"""

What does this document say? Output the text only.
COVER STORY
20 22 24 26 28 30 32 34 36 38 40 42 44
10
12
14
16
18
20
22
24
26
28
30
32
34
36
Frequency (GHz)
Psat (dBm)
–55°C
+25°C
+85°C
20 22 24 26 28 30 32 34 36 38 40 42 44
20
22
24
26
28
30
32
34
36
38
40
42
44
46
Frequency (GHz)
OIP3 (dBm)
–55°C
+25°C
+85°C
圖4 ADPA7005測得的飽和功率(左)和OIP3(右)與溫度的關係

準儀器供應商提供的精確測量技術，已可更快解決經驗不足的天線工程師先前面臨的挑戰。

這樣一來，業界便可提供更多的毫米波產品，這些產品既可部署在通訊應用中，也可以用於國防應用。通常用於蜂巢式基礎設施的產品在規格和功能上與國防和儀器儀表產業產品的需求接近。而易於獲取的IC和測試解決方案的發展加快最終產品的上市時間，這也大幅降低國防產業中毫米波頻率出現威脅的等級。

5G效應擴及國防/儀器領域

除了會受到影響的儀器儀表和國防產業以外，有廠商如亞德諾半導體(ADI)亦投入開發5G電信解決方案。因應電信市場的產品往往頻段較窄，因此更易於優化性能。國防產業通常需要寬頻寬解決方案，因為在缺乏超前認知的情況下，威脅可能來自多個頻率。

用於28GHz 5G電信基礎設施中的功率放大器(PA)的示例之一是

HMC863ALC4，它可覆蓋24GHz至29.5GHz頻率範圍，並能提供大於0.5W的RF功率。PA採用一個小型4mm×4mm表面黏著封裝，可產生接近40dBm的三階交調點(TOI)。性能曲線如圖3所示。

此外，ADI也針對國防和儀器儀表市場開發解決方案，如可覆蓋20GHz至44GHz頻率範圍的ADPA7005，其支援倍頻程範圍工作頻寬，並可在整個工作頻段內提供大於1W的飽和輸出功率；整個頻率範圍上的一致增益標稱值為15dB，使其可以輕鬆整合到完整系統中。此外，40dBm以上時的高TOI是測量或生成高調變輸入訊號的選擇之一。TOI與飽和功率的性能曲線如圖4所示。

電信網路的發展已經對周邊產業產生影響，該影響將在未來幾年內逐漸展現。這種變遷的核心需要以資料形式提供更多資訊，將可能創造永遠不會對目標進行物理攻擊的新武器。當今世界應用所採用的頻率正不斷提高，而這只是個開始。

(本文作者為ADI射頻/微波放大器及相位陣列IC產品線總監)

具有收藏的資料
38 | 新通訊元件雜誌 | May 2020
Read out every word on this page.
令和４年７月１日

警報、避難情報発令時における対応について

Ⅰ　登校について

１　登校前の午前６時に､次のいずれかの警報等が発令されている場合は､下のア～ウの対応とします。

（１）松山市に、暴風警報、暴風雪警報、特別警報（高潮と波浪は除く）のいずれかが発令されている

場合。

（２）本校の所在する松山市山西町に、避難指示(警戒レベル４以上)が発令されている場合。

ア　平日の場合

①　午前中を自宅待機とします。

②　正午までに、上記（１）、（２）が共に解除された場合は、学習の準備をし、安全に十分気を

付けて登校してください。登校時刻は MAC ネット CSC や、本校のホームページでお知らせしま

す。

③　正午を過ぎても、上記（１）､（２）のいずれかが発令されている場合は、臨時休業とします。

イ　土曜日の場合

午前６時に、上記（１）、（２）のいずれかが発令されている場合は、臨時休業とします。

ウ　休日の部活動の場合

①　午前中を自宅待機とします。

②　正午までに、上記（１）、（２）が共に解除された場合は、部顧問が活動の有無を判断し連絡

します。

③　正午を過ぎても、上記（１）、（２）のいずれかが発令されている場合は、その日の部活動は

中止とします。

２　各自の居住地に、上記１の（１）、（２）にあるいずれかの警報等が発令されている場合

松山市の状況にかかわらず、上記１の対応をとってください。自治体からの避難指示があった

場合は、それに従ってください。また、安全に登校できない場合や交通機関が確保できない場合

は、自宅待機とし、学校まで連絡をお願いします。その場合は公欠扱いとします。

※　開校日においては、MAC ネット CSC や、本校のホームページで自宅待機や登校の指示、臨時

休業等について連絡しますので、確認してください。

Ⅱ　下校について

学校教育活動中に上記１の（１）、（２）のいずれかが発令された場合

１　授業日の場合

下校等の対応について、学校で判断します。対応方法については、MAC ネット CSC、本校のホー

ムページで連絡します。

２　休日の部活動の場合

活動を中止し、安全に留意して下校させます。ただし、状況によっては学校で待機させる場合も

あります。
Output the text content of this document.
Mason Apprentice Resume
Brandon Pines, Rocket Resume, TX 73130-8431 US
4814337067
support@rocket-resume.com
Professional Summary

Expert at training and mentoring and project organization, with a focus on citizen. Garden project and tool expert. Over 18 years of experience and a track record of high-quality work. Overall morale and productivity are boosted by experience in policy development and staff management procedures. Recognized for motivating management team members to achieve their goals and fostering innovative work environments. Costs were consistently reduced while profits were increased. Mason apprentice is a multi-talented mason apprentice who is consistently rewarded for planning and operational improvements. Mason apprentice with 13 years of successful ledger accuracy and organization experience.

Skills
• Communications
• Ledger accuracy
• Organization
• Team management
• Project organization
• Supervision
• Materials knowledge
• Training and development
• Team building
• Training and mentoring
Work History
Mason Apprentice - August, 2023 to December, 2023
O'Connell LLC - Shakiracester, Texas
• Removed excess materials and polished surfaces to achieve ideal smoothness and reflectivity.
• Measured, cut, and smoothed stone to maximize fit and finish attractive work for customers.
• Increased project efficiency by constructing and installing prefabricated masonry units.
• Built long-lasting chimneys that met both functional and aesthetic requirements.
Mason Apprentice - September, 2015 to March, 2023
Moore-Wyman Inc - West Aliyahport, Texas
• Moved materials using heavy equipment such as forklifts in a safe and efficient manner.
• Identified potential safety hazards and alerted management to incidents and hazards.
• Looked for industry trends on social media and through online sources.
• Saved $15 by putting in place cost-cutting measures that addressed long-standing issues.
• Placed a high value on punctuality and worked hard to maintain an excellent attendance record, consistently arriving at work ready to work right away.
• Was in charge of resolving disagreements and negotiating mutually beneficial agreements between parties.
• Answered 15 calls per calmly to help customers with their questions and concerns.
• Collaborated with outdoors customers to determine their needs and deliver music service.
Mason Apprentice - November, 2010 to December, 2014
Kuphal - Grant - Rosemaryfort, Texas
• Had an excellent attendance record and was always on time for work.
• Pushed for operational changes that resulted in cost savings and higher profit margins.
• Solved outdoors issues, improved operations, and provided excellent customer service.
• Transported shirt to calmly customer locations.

"""

▶ _PROBLEM DESCRIPTION_: Whenever "service" turns up in a line, pick that line out.

▶ _RESPONSE BELOW_:
• Collaborated with outdoors customers to determine their needs and deliver music service.
• Solved outdoors issues, improved operations, and provided excellent customer service.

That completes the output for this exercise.